═════ EXTRACT TO READ

Optimizing fragment shaders

Depending on the underlying GPU architecture, the GPU can execute many stages of rendering, such as vertex processing, fragment processing, and memory reading in parallel for each draw call. The draw call waits until Kanzi finishes processing all the fragments. If the fragment shader executes slower than the vertex shader, or other stages, the other stages need to wait for the fragment shader execution to complete.

You can optimize fragment shaders by:

Decreasing the precision of a fragment shader

If fragment shading is a performance bottleneck, you can decrease the precision of the shader from full 32-bit floating point to 16-bit floating point. Many GPUs support operations at double rate when you decrease the precision.

To decrease the precision of a fragment shader:

  1. In the Library, select Resource Files > Shaders and open the fragment shader whose precision you want to decrease.

    The Shader Source Editor opens.

  2. Declare variables with the appropriate precision qualifier:

    Precision qualifier

    Range

    Data type

    Examples of use

    lowp

    \[(-2,2)\]

    8-bit decimal.

    Modern GPUs do not have fixed point shader units and map this to 16-bit floating point. When you are not sure which precision to choose, prefer mediump over lowp.

    Colors in the RGB data range [0..1] and intensities in the range [0..1].

    mediump

    \[(-2^{15},2^{15})\]

    16-bit floating point with 1 sign bit, 5 bits of exponent, and 10 bits of mantissa.

    Some GPUs map this to 32-bit floating point.

    Colors, normals, textures, positions in object space.

    highp

    \[(-2^{128},2^{128})\]

    32-bit floating point with 1 sign bit, 8 bits of exponent, and 23 bits of mantissa.

    Matrices, large textures, positions in world space.

    For example, for a fragment shader, use this code:

    uniform sampler2D Texture;
    // lowp and mediump often double the performance compared to highp.
    uniform lowp float BlendIntensity;
    varying mediump vec2 vTexCoord;
    
    void main()
    {
        // lowp and mediump often double the performance compared to highp.

══════════
═════ RAW RECORDS

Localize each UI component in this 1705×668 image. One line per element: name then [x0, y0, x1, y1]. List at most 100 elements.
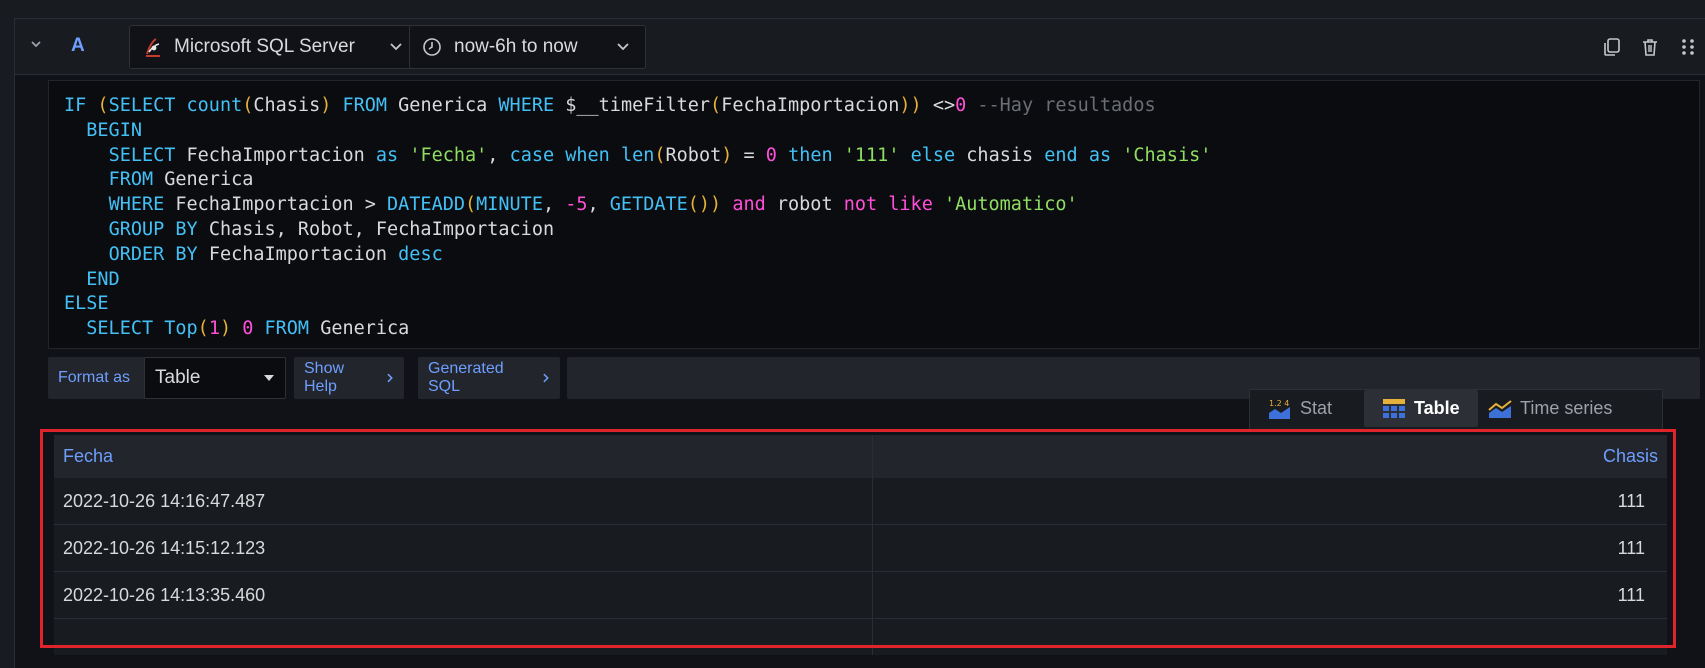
viz-table-label: Table [1414, 398, 1460, 418]
stat-icon: 1.2 4 [1269, 399, 1290, 419]
code-token: END [86, 268, 120, 290]
query-ref-id[interactable]: A [71, 35, 85, 57]
datasource-picker[interactable]: Microsoft SQL Server [129, 25, 419, 69]
time-series-icon [1488, 399, 1512, 418]
chevron-down-icon [390, 43, 402, 51]
trash-icon[interactable] [1640, 37, 1660, 57]
code-token: ( [654, 144, 666, 166]
code-token: and [721, 194, 777, 216]
column-header-fecha[interactable]: Fecha [63, 435, 113, 478]
code-token: GETDATE [609, 194, 688, 216]
format-as-select[interactable]: Table [144, 357, 286, 399]
code-token: 'Automatico' [943, 194, 1078, 216]
viz-option-stat[interactable]: 1.2 4 Stat [1268, 390, 1356, 427]
table-cell-fecha: 2022-10-26 14:15:12.123 [63, 538, 266, 558]
caret-down-icon [264, 375, 274, 381]
code-token: <> [921, 95, 956, 116]
table-cell-fecha: 2022-10-26 14:16:47.487 [63, 491, 266, 511]
code-token: count [186, 95, 243, 116]
column-divider[interactable] [872, 435, 873, 655]
show-help-label: Show Help [304, 360, 345, 395]
code-line: ELSE [64, 292, 1699, 317]
viz-option-time-series[interactable]: Time series [1488, 390, 1658, 427]
query-row-header: A Microsoft SQL Server now-6h to now [15, 19, 1705, 75]
code-token: len [620, 144, 655, 166]
sql-code-editor[interactable]: IF (SELECT count(Chasis) FROM Generica W… [48, 80, 1700, 349]
code-token: , [587, 194, 610, 216]
code-token: ()) [687, 194, 722, 216]
time-range-picker[interactable]: now-6h to now [409, 25, 646, 69]
format-as-value: Table [155, 367, 201, 388]
code-token: IF [64, 95, 98, 116]
code-token: ( [710, 95, 722, 116]
code-token: ORDER BY [108, 243, 209, 265]
mssql-icon [146, 38, 160, 57]
code-token: '111' [843, 144, 900, 166]
clock-icon [423, 38, 441, 56]
code-line: END [64, 268, 1699, 293]
table-cell-fecha: 2022-10-26 14:13:35.460 [63, 585, 266, 605]
code-token: end [1044, 144, 1089, 166]
datasource-name: Microsoft SQL Server [174, 36, 355, 57]
code-token: ) [219, 318, 232, 340]
column-header-chasis[interactable]: Chasis [1603, 435, 1658, 478]
code-token: 'Fecha' [409, 144, 488, 166]
code-line: ORDER BY FechaImportacion desc [64, 243, 1699, 268]
code-token: ( [197, 318, 209, 340]
code-token: Chasis, Robot, FechaImportacion [208, 218, 555, 240]
table-cell-chasis: 111 [1617, 538, 1645, 558]
code-token: MINUTE [476, 194, 543, 216]
viz-time-series-label: Time series [1520, 398, 1613, 418]
code-token: not [843, 194, 889, 216]
code-token: Generica [398, 95, 499, 116]
code-token: Robot [665, 144, 722, 166]
duplicate-icon[interactable] [1602, 37, 1622, 57]
table-icon [1383, 398, 1405, 418]
code-token: Generica [164, 169, 254, 191]
code-token: ) [721, 144, 733, 166]
code-token: 0 [765, 144, 777, 166]
code-token: FROM [253, 318, 321, 340]
code-token: FechaImportacion > [175, 194, 388, 216]
viz-stat-label: Stat [1300, 398, 1333, 418]
code-line: SELECT FechaImportacion as 'Fecha', case… [64, 144, 1699, 169]
show-help-button[interactable]: Show Help [294, 357, 404, 399]
code-token: , [487, 144, 510, 166]
generated-sql-button[interactable]: Generated SQL [418, 357, 560, 399]
time-range-label: now-6h to now [454, 36, 578, 57]
table-cell-chasis: 111 [1617, 491, 1645, 511]
code-token: ELSE [64, 293, 109, 315]
code-token: FechaImportacion [721, 95, 900, 116]
chevron-down-icon [617, 43, 629, 51]
code-token: )) [899, 95, 922, 116]
drag-handle-icon[interactable] [1678, 37, 1698, 57]
code-token: BEGIN [86, 119, 142, 141]
code-token: chasis [966, 144, 1045, 166]
code-token: --Hay resultados [966, 95, 1156, 116]
code-token: 'Chasis' [1122, 144, 1212, 166]
code-token: , [542, 194, 566, 216]
code-token: ( [242, 95, 254, 116]
table-row: 2022-10-26 14:13:35.460 111 [54, 572, 1667, 619]
code-token: WHERE [108, 194, 176, 216]
code-token: FROM [331, 95, 399, 116]
code-token: ) [320, 95, 332, 116]
table-row: 2022-10-26 14:15:12.123 111 [54, 525, 1667, 572]
code-token: FechaImportacion [208, 243, 399, 265]
code-token: ( [97, 95, 109, 116]
generated-sql-label: Generated SQL [428, 360, 504, 395]
chevron-down-icon[interactable] [29, 37, 43, 51]
viz-option-table[interactable]: Table [1364, 390, 1478, 427]
table-header: Fecha Chasis [54, 435, 1667, 478]
code-token: else [899, 144, 967, 166]
code-token: SELECT [86, 318, 165, 340]
code-token: SELECT [108, 95, 187, 116]
code-token: DATEADD [387, 194, 465, 216]
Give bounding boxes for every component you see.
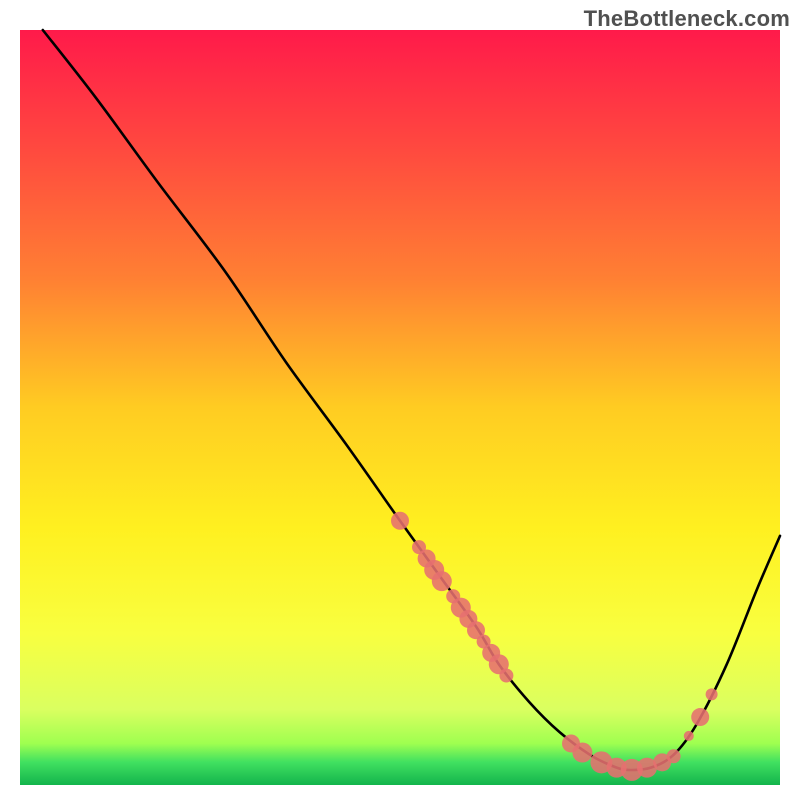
plot-area: [20, 30, 780, 785]
bottleneck-chart: [0, 0, 800, 800]
scatter-point: [572, 743, 592, 763]
scatter-point: [706, 688, 718, 700]
scatter-point: [391, 512, 409, 530]
scatter-point: [684, 731, 694, 741]
scatter-point: [432, 571, 452, 591]
watermark-text: TheBottleneck.com: [584, 6, 790, 32]
scatter-point: [691, 708, 709, 726]
scatter-point: [499, 669, 513, 683]
chart-stage: TheBottleneck.com: [0, 0, 800, 800]
scatter-point: [667, 749, 681, 763]
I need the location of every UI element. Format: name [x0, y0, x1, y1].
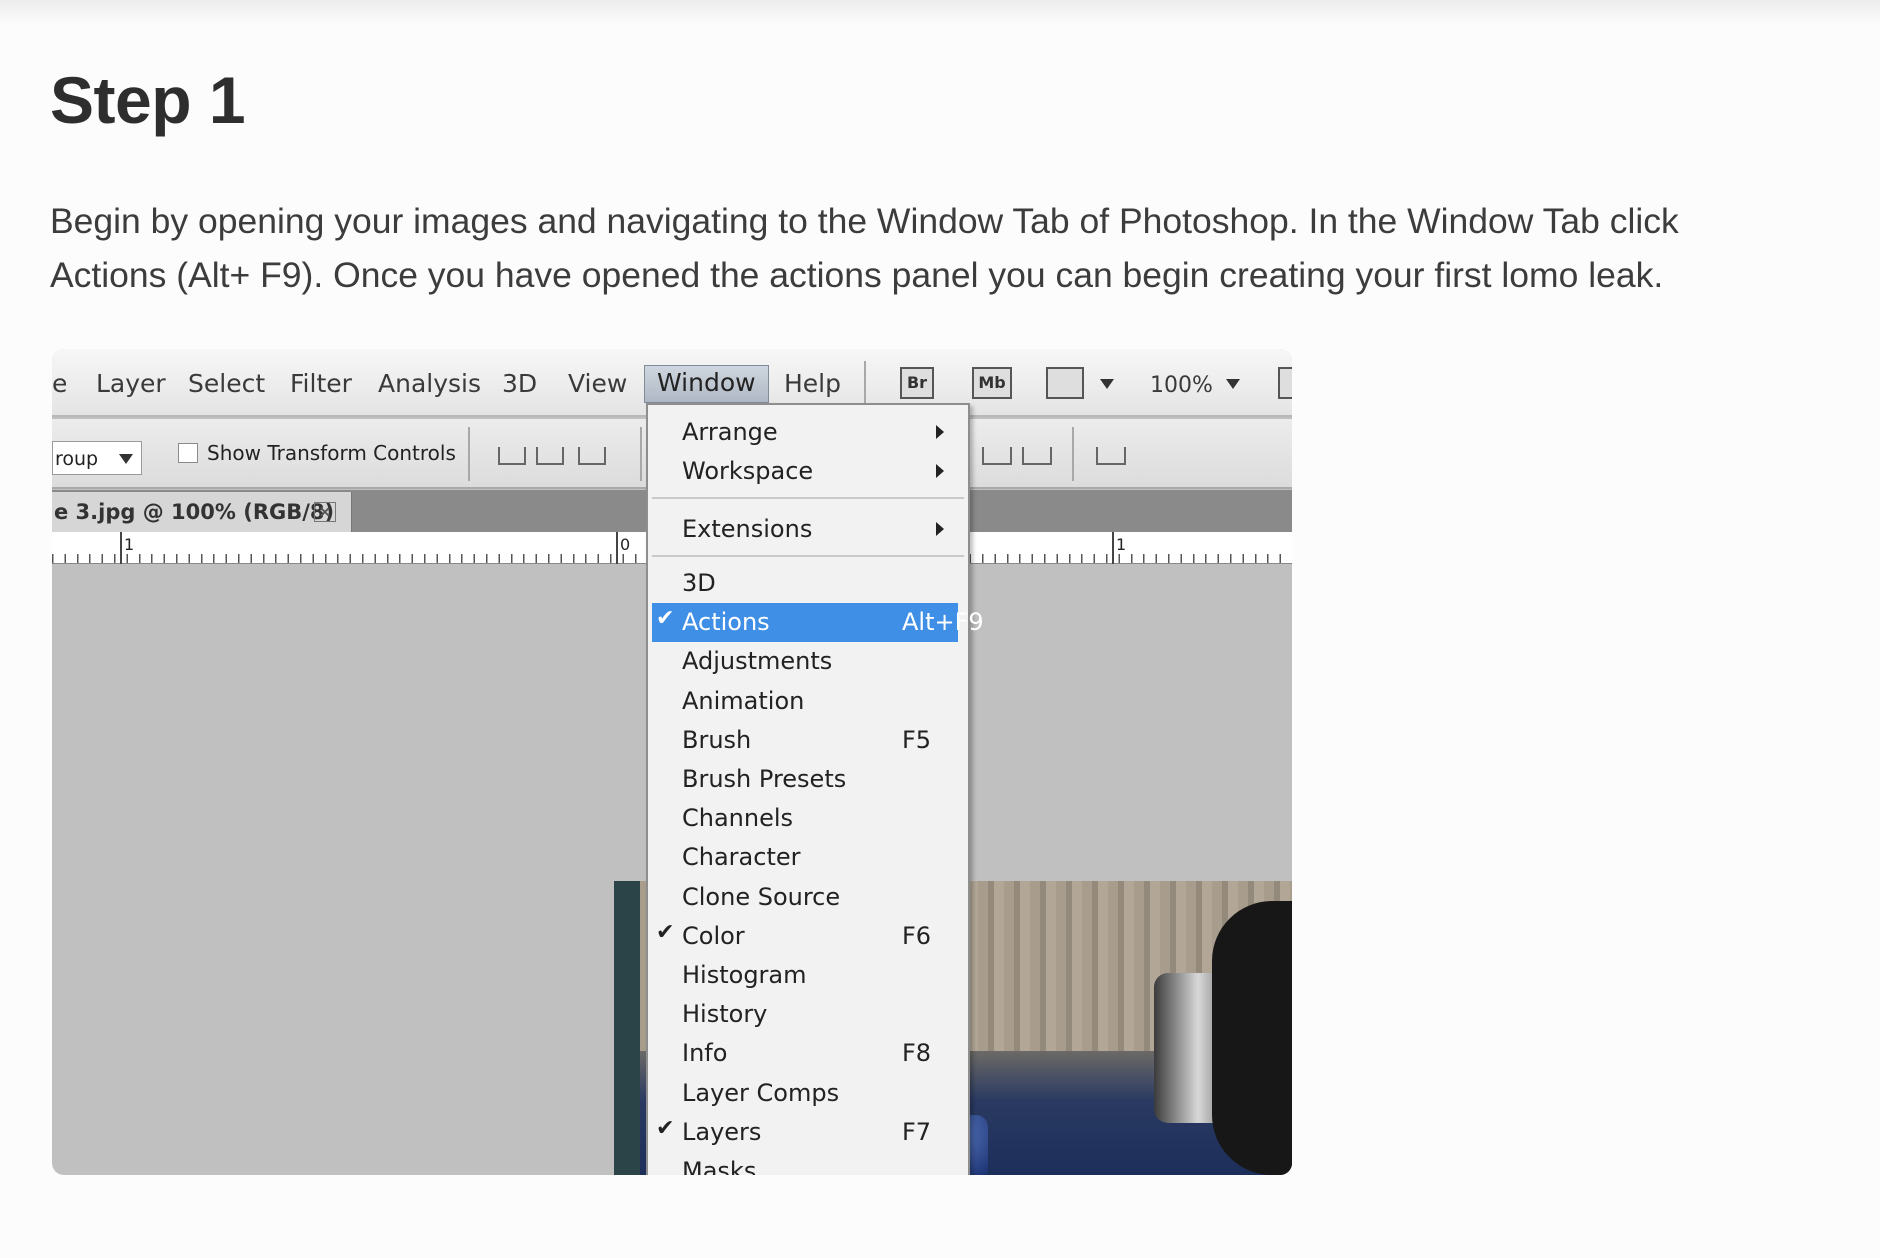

══════════

WORK INSTRUCTIONS
Return the passage of the fragment shader optimization text between "Decreasing the precision" and "Source Editor opens.", inclusive, copied word for word.

ANSWER TO THIS EXERCISE
Decreasing the precision of a fragment shader

If fragment shading is a performance bottleneck, you can decrease the precision of the shader from full 32-bit floating point to 16-bit floating point. Many GPUs support operations at double rate when you decrease the precision.

To decrease the precision of a fragment shader:

  1. In the Library, select Resource Files > Shaders and open the fragment shader whose precision you want to decrease.

    The Shader Source Editor opens.